**REQUEST:** The records underneath are to be repeated exactly, with the pictures left out.

━━ INFORMATION SUPPLIED

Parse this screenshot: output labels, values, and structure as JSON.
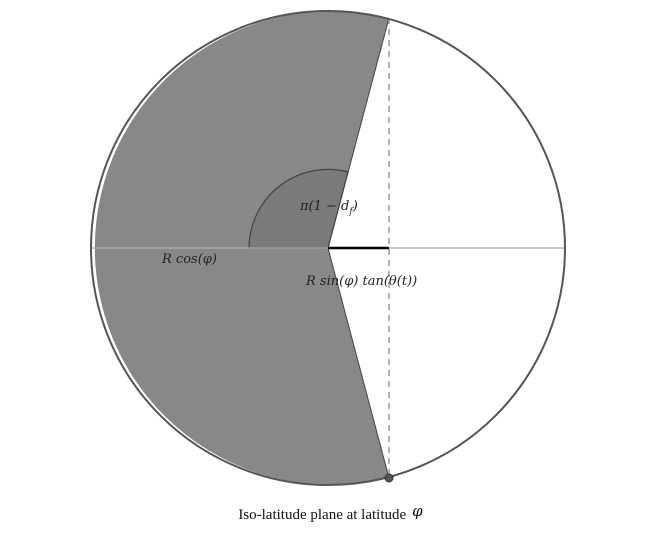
{
  "diagram": {
    "labels": {
      "angle": "π(1 − d",
      "angle_sub": "f",
      "angle_close": ")",
      "radius_cos": "R cos(φ)",
      "offset": "R sin(φ) tan(θ(t))"
    },
    "colors": {
      "shaded_region": "#888888",
      "angle_wedge": "#7a7a7a",
      "circle_stroke": "#555555",
      "axis_line": "#aaaaaa",
      "dashed_line": "#9a9a9a",
      "offset_segment": "#000000",
      "point": "#555555"
    }
  },
  "caption": {
    "text": "Iso-latitude plane at latitude",
    "symbol": "φ"
  }
}
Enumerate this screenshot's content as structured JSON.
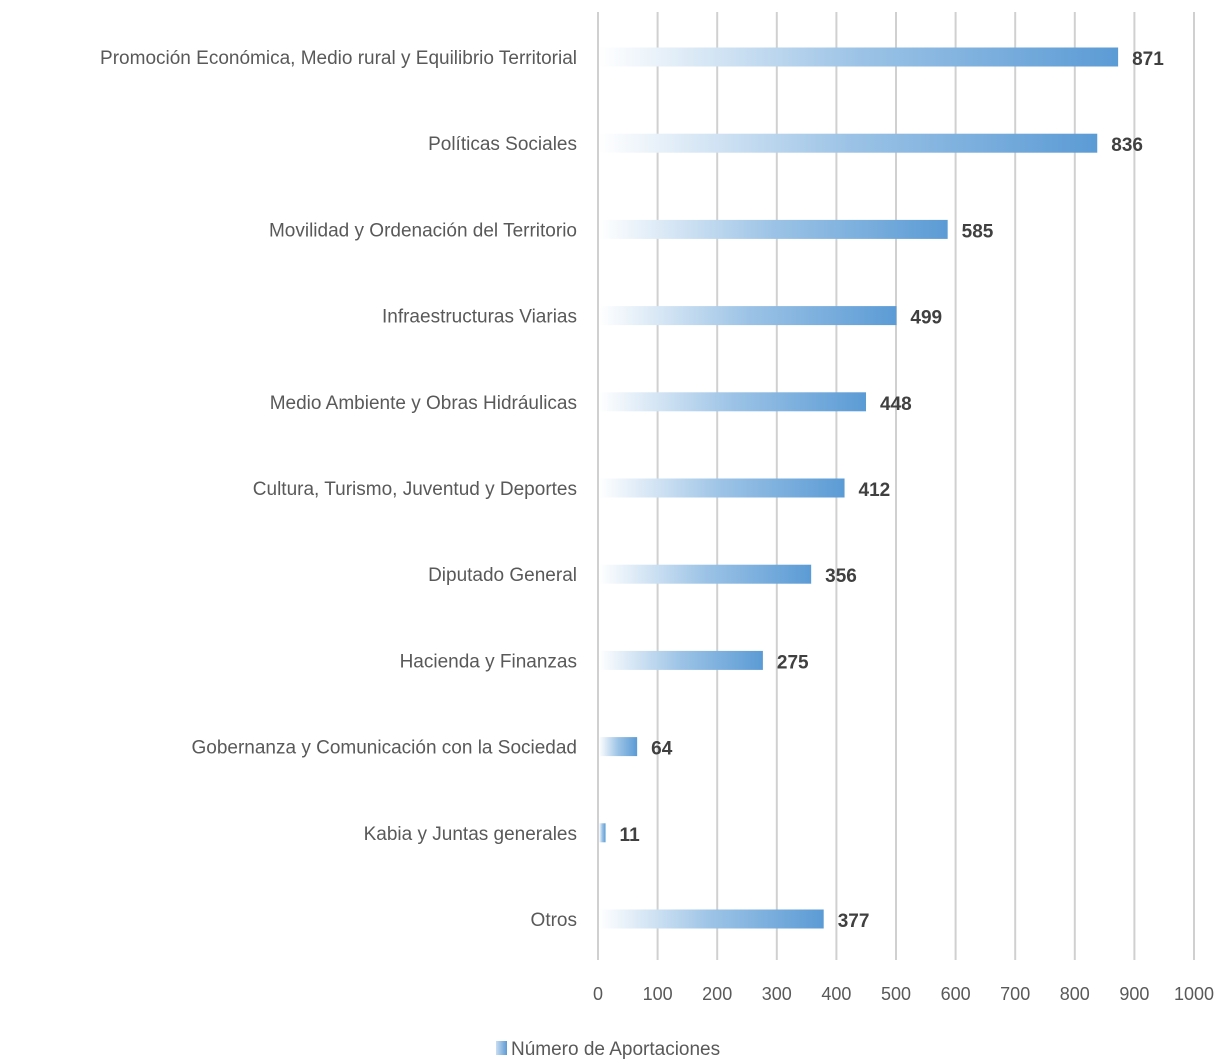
{
  "chart_data": {
    "type": "bar",
    "orientation": "horizontal",
    "categories": [
      "Promoción Económica, Medio rural y Equilibrio Territorial",
      "Políticas Sociales",
      "Movilidad y Ordenación del Territorio",
      "Infraestructuras Viarias",
      "Medio Ambiente y Obras Hidráulicas",
      "Cultura, Turismo, Juventud y Deportes",
      "Diputado General",
      "Hacienda y Finanzas",
      "Gobernanza y Comunicación con la Sociedad",
      "Kabia y Juntas generales",
      "Otros"
    ],
    "series": [
      {
        "name": "Número de Aportaciones",
        "values": [
          871,
          836,
          585,
          499,
          448,
          412,
          356,
          275,
          64,
          11,
          377
        ],
        "color": "#5b9bd5"
      }
    ],
    "xlim": [
      0,
      1000
    ],
    "xticks": [
      "0",
      "100",
      "200",
      "300",
      "400",
      "500",
      "600",
      "700",
      "800",
      "900",
      "1000"
    ],
    "grid": "vertical",
    "legend_position": "bottom",
    "title": "",
    "xlabel": "",
    "ylabel": ""
  }
}
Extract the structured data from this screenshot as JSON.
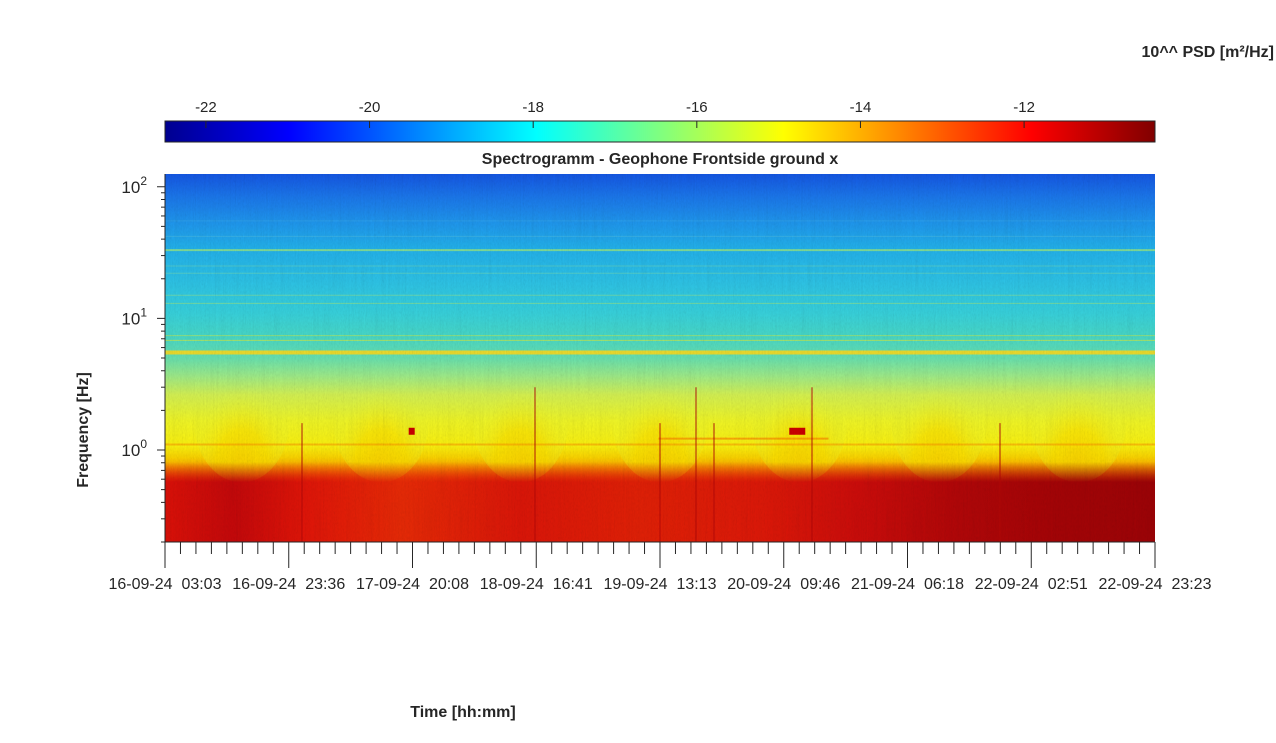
{
  "chart_data": {
    "type": "heatmap",
    "title": "Spectrogramm - Geophone Frontside ground x",
    "xlabel": "Time [hh:mm]",
    "ylabel": "Frequency [Hz]",
    "y_scale": "log",
    "ylim": [
      0.2,
      125
    ],
    "y_ticks": [
      {
        "value": 100,
        "base": "10",
        "exp": "2"
      },
      {
        "value": 10,
        "base": "10",
        "exp": "1"
      },
      {
        "value": 1,
        "base": "10",
        "exp": "0"
      }
    ],
    "x_tick_labels": [
      "16-09-24  03:03",
      "16-09-24  23:36",
      "17-09-24  20:08",
      "18-09-24  16:41",
      "19-09-24  13:13",
      "20-09-24  09:46",
      "21-09-24  06:18",
      "22-09-24  02:51",
      "22-09-24  23:23"
    ],
    "colorbar": {
      "label": "10^^ PSD [m²/Hz]",
      "colormap": "jet",
      "range": [
        -22.5,
        -10.4
      ],
      "ticks": [
        -22,
        -20,
        -18,
        -16,
        -14,
        -12
      ],
      "tick_labels": [
        "-22",
        "-20",
        "-18",
        "-16",
        "-14",
        "-12"
      ]
    },
    "features": {
      "daily_activity_peaks": 7,
      "persistent_lines_hz": [
        5.5,
        33,
        1.1
      ],
      "high_power_band_hz": [
        0.2,
        0.8
      ],
      "spot_events": [
        {
          "time": "17-09-24 20:00",
          "freq_hz": 1.4
        },
        {
          "time": "20-09-24 12:00",
          "freq_hz": 1.4
        }
      ]
    }
  }
}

━━━━

**EXERCISE ANSWER:**
Parse this screenshot: output labels, values, and structure as JSON.
{
  "diagram": {
    "labels": {
      "angle": "π(1 − d",
      "angle_sub": "f",
      "angle_close": ")",
      "radius_cos": "R cos(φ)",
      "offset": "R sin(φ) tan(θ(t))"
    },
    "colors": {
      "shaded_region": "#888888",
      "angle_wedge": "#7a7a7a",
      "circle_stroke": "#555555",
      "axis_line": "#aaaaaa",
      "dashed_line": "#9a9a9a",
      "offset_segment": "#000000",
      "point": "#555555"
    }
  },
  "caption": {
    "text": "Iso-latitude plane at latitude",
    "symbol": "φ"
  }
}
Enumerate this screenshot's content as structured JSON.
{
  "chart_data": {
    "type": "bar",
    "orientation": "horizontal",
    "categories": [
      "Promoción Económica, Medio rural y Equilibrio Territorial",
      "Políticas Sociales",
      "Movilidad y Ordenación del Territorio",
      "Infraestructuras Viarias",
      "Medio Ambiente y Obras Hidráulicas",
      "Cultura, Turismo, Juventud y Deportes",
      "Diputado General",
      "Hacienda y Finanzas",
      "Gobernanza y Comunicación con la Sociedad",
      "Kabia y Juntas generales",
      "Otros"
    ],
    "series": [
      {
        "name": "Número de Aportaciones",
        "values": [
          871,
          836,
          585,
          499,
          448,
          412,
          356,
          275,
          64,
          11,
          377
        ],
        "color": "#5b9bd5"
      }
    ],
    "xlim": [
      0,
      1000
    ],
    "xticks": [
      "0",
      "100",
      "200",
      "300",
      "400",
      "500",
      "600",
      "700",
      "800",
      "900",
      "1000"
    ],
    "grid": "vertical",
    "legend_position": "bottom",
    "title": "",
    "xlabel": "",
    "ylabel": ""
  }
}
Extract the structured data from this screenshot as JSON.
{
  "chart_data": {
    "type": "heatmap",
    "title": "Spectrogramm - Geophone Frontside ground x",
    "xlabel": "Time [hh:mm]",
    "ylabel": "Frequency [Hz]",
    "y_scale": "log",
    "ylim": [
      0.2,
      125
    ],
    "y_ticks": [
      {
        "value": 100,
        "base": "10",
        "exp": "2"
      },
      {
        "value": 10,
        "base": "10",
        "exp": "1"
      },
      {
        "value": 1,
        "base": "10",
        "exp": "0"
      }
    ],
    "x_tick_labels": [
      "16-09-24  03:03",
      "16-09-24  23:36",
      "17-09-24  20:08",
      "18-09-24  16:41",
      "19-09-24  13:13",
      "20-09-24  09:46",
      "21-09-24  06:18",
      "22-09-24  02:51",
      "22-09-24  23:23"
    ],
    "colorbar": {
      "label": "10^^ PSD [m²/Hz]",
      "colormap": "jet",
      "range": [
        -22.5,
        -10.4
      ],
      "ticks": [
        -22,
        -20,
        -18,
        -16,
        -14,
        -12
      ],
      "tick_labels": [
        "-22",
        "-20",
        "-18",
        "-16",
        "-14",
        "-12"
      ]
    },
    "features": {
      "daily_activity_peaks": 7,
      "persistent_lines_hz": [
        5.5,
        33,
        1.1
      ],
      "high_power_band_hz": [
        0.2,
        0.8
      ],
      "spot_events": [
        {
          "time": "17-09-24 20:00",
          "freq_hz": 1.4
        },
        {
          "time": "20-09-24 12:00",
          "freq_hz": 1.4
        }
      ]
    }
  }
}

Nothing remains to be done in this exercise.